Equivalence of Definitions of Unital Associative Commutative Algebra/Correspondence
Theorem
Let $A$ be a commutative ring with unity.
Let $B$ be a algebra over $A$ that is unital, associative and commutative.
Let $\struct {C, f}$ be a ring under $A$.
The following statements are equivalent:
- $(1): \quad C$ is the underlying ring of $B$ and $f: A \to C$ is the canonical homomorphism to the unital algebra $B$.
- $(2): \quad B$ is the algebra defined by $f$.
Proof
Let $\cdot: A \times B \to B$ the ring action of $B$.
$(1)$ implies $(2)$
Let $C$ equal the underlying ring of $B$ and $f: A \to C$ equal the canonical mapping to the unital algebra $B$.
We show that $B$ is the algebra defined by $f$.
Addition
By definition of the underlying ring of $B$, the addition of $C$ is the addition of $B$, say $+$.
By definition of the module defined by $f$, the addition of the algebra defined by $f$ is also $+$.
Multiplication
By definition of the underlying ring of $B$, the multiplication of $C$ is the ring product of $B$, say $\times$.
By definition of the algebra defined by $f$, its multiplication is also $\times$.
Ring action
It remains to show that the ring action $\cdot$ of $B$ is the ring action $*$ of the module defined by $f$.
We have, for $a \in A$ and $b \in B$:
| \(\ds a * b\) | \(=\) | \(\ds \map f a \times b\) | Definition of Module Defined by Ring Homomorphism | |||||||||||
| \(\ds \) | \(=\) | \(\ds \paren {a \cdot 1_B} \times b\) | Definition of Canonical Homomorphism from Ring to Unital Algebra | |||||||||||
| \(\ds \) | \(=\) | \(\ds a \cdot \paren {1_B \times b}\) | Definition of Bilinear Mapping | |||||||||||
| \(\ds \) | \(=\) | \(\ds a \cdot b\) | Definition of Unit of Algebra |
$\Box$
2 implies 1
Let $B$ equal the algebra defined by $f$.
Addition
By definition of the module defined by $f$, the addition of $B$ is the addition of $C$, say $+$.
By definition of the underlying ring of $B$, its addition is also $+$.
Multiplication
By definition of the algebra defined by $f$, the multiplication of $B$ is the ring product of $C$, say $\times$.
By definition of the underlying ring of $B$, its multiplication is also $\times$.
Thus $C$ is the underlying ring of $B$.
Homomorphism
By Identity is Unique, the unit $1_B$ of $B$ equals the unity $1_C$ of $C$.
Let $g: A \to B$ be the canonical mapping.
We show that $g = f$.
We have, for $a \in A$:
| \(\ds \map g a\) | \(=\) | \(\ds a \cdot 1_B\) | Definition of Canonical Homomorphism from Ring to Unital Algebra | |||||||||||
| \(\ds \) | \(=\) | \(\ds a \cdot 1_C\) | $1_B = 1_C$ | |||||||||||
| \(\ds \) | \(=\) | \(\ds \map f a \times 1_C\) | Definition of Module Defined by Ring Homomorphism | |||||||||||
| \(\ds \) | \(=\) | \(\ds \map f a\) | Definition of Unity of Ring |
$\blacksquare$

# [Parts of the exercise]
#1 Answer these about the proof, one line each:
(a) What kind of ring is $A$ assumed to be?
(b) In showing that (1) implies (2), what is the multiplication of $C$, by definition of the underlying ring of $B$?
(c) Which result is cited to show that the unit of $B$ equals the unity of $C$?
#2 Rewrite the proof from "Let $B$ be a" up to and including "by $f$ is also $+$.", replacing "canonical" with "natural" throughout.
#3 In the part of the proof that shows $g = f$, why can the unit of $B$ be replaced by the unity of $C$?

# [Supplied entries]

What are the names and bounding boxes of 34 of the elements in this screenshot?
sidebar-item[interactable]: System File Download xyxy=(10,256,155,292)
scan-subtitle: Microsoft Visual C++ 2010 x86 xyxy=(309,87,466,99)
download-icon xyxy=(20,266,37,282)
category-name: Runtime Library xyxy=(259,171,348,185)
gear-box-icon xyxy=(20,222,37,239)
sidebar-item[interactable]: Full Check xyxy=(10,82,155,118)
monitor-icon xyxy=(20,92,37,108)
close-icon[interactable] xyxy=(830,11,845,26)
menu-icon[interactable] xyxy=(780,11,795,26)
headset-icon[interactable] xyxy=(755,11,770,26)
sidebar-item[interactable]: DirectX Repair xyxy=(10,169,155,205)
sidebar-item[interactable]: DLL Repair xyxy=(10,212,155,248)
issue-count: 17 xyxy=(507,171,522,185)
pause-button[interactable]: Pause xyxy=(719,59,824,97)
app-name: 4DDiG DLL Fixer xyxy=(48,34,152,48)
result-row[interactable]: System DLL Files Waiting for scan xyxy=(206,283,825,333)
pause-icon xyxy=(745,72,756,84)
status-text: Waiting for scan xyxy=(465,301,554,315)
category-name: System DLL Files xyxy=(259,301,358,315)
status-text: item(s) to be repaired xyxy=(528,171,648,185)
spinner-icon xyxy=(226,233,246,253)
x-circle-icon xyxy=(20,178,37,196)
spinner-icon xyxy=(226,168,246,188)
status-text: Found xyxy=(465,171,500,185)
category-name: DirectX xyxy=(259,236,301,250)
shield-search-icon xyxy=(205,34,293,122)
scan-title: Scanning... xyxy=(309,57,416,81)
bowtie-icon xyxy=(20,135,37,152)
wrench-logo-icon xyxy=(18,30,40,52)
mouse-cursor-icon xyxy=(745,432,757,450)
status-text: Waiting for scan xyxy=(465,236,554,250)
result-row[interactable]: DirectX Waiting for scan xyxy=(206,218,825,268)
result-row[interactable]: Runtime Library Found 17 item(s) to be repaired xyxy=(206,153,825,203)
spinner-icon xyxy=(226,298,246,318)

# [Answers below]
#1
(a) A commutative ring with unity.
(b) The ring product of $B$, denoted $\times$.
(c) Identity is Unique.

#2
Let $B$ be a algebra over $A$ that is unital, associative and commutative.
Let $\struct {C, f}$ be a ring under $A$.
The following statements are equivalent:
- $(1): \quad C$ is the underlying ring of $B$ and $f: A \to C$ is the natural homomorphism to the unital algebra $B$.
- $(2): \quad B$ is the algebra defined by $f$.
Proof
Let $\cdot: A \times B \to B$ the ring action of $B$.
$(1)$ implies $(2)$
Let $C$ equal the underlying ring of $B$ and $f: A \to C$ equal the natural mapping to the unital algebra $B$.
We show that $B$ is the algebra defined by $f$.
Addition
By definition of the underlying ring of $B$, the addition of $C$ is the addition of $B$, say $+$.
By definition of the module defined by $f$, the addition of the algebra defined by $f$ is also $+$.

#3 By Identity is Unique, the unit $1_B$ of $B$ equals the unity $1_C$ of $C$. Therefore $a \cdot 1_B = a \cdot 1_C$.